• YOUR GOAL: Please output the records below in full, exactly as given, but without the images.

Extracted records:

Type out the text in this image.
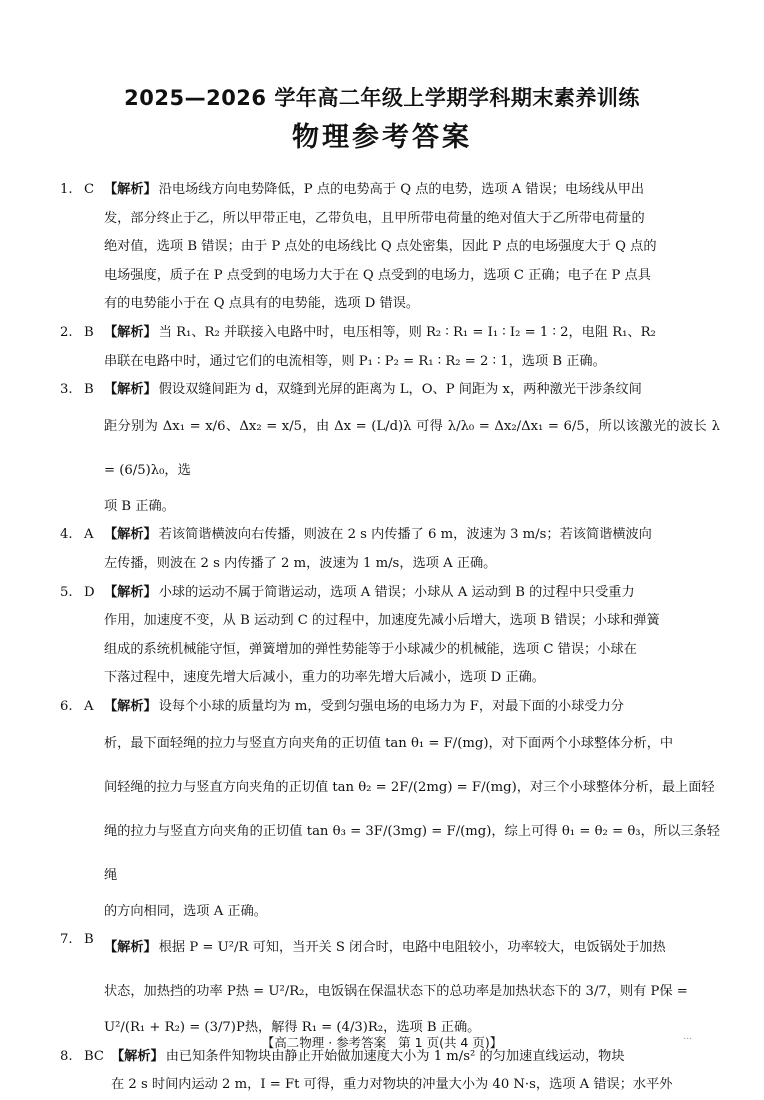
2025—2026 学年高二年级上学期学科期末素养训练
物理参考答案
1. C 【解析】 沿电场线方向电势降低，P 点的电势高于 Q 点的电势，选项 A 错误；电场线从甲出
发，部分终止于乙，所以甲带正电，乙带负电，且甲所带电荷量的绝对值大于乙所带电荷量的
绝对值，选项 B 错误；由于 P 点处的电场线比 Q 点处密集，因此 P 点的电场强度大于 Q 点的
电场强度，质子在 P 点受到的电场力大于在 Q 点受到的电场力，选项 C 正确；电子在 P 点具
有的电势能小于在 Q 点具有的电势能，选项 D 错误。
2. B 【解析】 当 R₁、R₂ 并联接入电路中时，电压相等，则 R₂ ∶ R₁ = I₁ ∶ I₂ = 1 ∶ 2，电阻 R₁、R₂
串联在电路中时，通过它们的电流相等，则 P₁ ∶ P₂ = R₁ ∶ R₂ = 2 ∶ 1，选项 B 正确。
3. B 【解析】 假设双缝间距为 d，双缝到光屏的距离为 L，O、P 间距为 x，两种激光干涉条纹间
距分别为 Δx₁ = x/6、Δx₂ = x/5，由 Δx = (L/d)λ 可得 λ/λ₀ = Δx₂/Δx₁ = 6/5，所以该激光的波长 λ = (6/5)λ₀，选
项 B 正确。
4. A 【解析】 若该简谐横波向右传播，则波在 2 s 内传播了 6 m，波速为 3 m/s；若该简谐横波向
左传播，则波在 2 s 内传播了 2 m，波速为 1 m/s，选项 A 正确。
5. D 【解析】 小球的运动不属于简谐运动，选项 A 错误；小球从 A 运动到 B 的过程中只受重力
作用，加速度不变，从 B 运动到 C 的过程中，加速度先减小后增大，选项 B 错误；小球和弹簧
组成的系统机械能守恒，弹簧增加的弹性势能等于小球减少的机械能，选项 C 错误；小球在
下落过程中，速度先增大后减小，重力的功率先增大后减小，选项 D 正确。
6. A 【解析】 设每个小球的质量均为 m，受到匀强电场的电场力为 F，对最下面的小球受力分
析，最下面轻绳的拉力与竖直方向夹角的正切值 tan θ₁ = F/(mg)，对下面两个小球整体分析，中
间轻绳的拉力与竖直方向夹角的正切值 tan θ₂ = 2F/(2mg) = F/(mg)，对三个小球整体分析，最上面轻
绳的拉力与竖直方向夹角的正切值 tan θ₃ = 3F/(3mg) = F/(mg)，综上可得 θ₁ = θ₂ = θ₃，所以三条轻绳
的方向相同，选项 A 正确。
7. B
【解析】 根据 P = U²/R 可知，当开关 S 闭合时，电路中电阻较小，功率较大，电饭锅处于加热
状态，加热挡的功率 P热 = U²/R₂，电饭锅在保温状态下的总功率是加热状态下的 3/7，则有 P保 =
U²/(R₁ + R₂) = (3/7)P热，解得 R₁ = (4/3)R₂，选项 B 正确。
8. BC 【解析】 由已知条件知物块由静止开始做加速度大小为 1 m/s² 的匀加速直线运动，物块
在 2 s 时间内运动 2 m，I = Ft 可得，重力对物块的冲量大小为 40 N·s，选项 A 错误；水平外
【高二物理 · 参考答案 第 1 页(共 4 页)】	...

• OUTPUT OF THE EXERCISE:
Type out the text in this image.
2025—2026 学年高二年级上学期学科期末素养训练
物理参考答案
1. C 【解析】 沿电场线方向电势降低，P 点的电势高于 Q 点的电势，选项 A 错误；电场线从甲出
发，部分终止于乙，所以甲带正电，乙带负电，且甲所带电荷量的绝对值大于乙所带电荷量的
绝对值，选项 B 错误；由于 P 点处的电场线比 Q 点处密集，因此 P 点的电场强度大于 Q 点的
电场强度，质子在 P 点受到的电场力大于在 Q 点受到的电场力，选项 C 正确；电子在 P 点具
有的电势能小于在 Q 点具有的电势能，选项 D 错误。
2. B 【解析】 当 R₁、R₂ 并联接入电路中时，电压相等，则 R₂ ∶ R₁ = I₁ ∶ I₂ = 1 ∶ 2，电阻 R₁、R₂
串联在电路中时，通过它们的电流相等，则 P₁ ∶ P₂ = R₁ ∶ R₂ = 2 ∶ 1，选项 B 正确。
3. B 【解析】 假设双缝间距为 d，双缝到光屏的距离为 L，O、P 间距为 x，两种激光干涉条纹间
距分别为 Δx₁ = x/6、Δx₂ = x/5，由 Δx = (L/d)λ 可得 λ/λ₀ = Δx₂/Δx₁ = 6/5，所以该激光的波长 λ = (6/5)λ₀，选
项 B 正确。
4. A 【解析】 若该简谐横波向右传播，则波在 2 s 内传播了 6 m，波速为 3 m/s；若该简谐横波向
左传播，则波在 2 s 内传播了 2 m，波速为 1 m/s，选项 A 正确。
5. D 【解析】 小球的运动不属于简谐运动，选项 A 错误；小球从 A 运动到 B 的过程中只受重力
作用，加速度不变，从 B 运动到 C 的过程中，加速度先减小后增大，选项 B 错误；小球和弹簧
组成的系统机械能守恒，弹簧增加的弹性势能等于小球减少的机械能，选项 C 错误；小球在
下落过程中，速度先增大后减小，重力的功率先增大后减小，选项 D 正确。
6. A 【解析】 设每个小球的质量均为 m，受到匀强电场的电场力为 F，对最下面的小球受力分
析，最下面轻绳的拉力与竖直方向夹角的正切值 tan θ₁ = F/(mg)，对下面两个小球整体分析，中
间轻绳的拉力与竖直方向夹角的正切值 tan θ₂ = 2F/(2mg) = F/(mg)，对三个小球整体分析，最上面轻
绳的拉力与竖直方向夹角的正切值 tan θ₃ = 3F/(3mg) = F/(mg)，综上可得 θ₁ = θ₂ = θ₃，所以三条轻绳
的方向相同，选项 A 正确。
7. B
【解析】 根据 P = U²/R 可知，当开关 S 闭合时，电路中电阻较小，功率较大，电饭锅处于加热
状态，加热挡的功率 P热 = U²/R₂，电饭锅在保温状态下的总功率是加热状态下的 3/7，则有 P保 =
U²/(R₁ + R₂) = (3/7)P热，解得 R₁ = (4/3)R₂，选项 B 正确。
8. BC 【解析】 由已知条件知物块由静止开始做加速度大小为 1 m/s² 的匀加速直线运动，物块
在 2 s 时间内运动 2 m，I = Ft 可得，重力对物块的冲量大小为 40 N·s，选项 A 错误；水平外
【高二物理 · 参考答案 第 1 页(共 4 页)】	...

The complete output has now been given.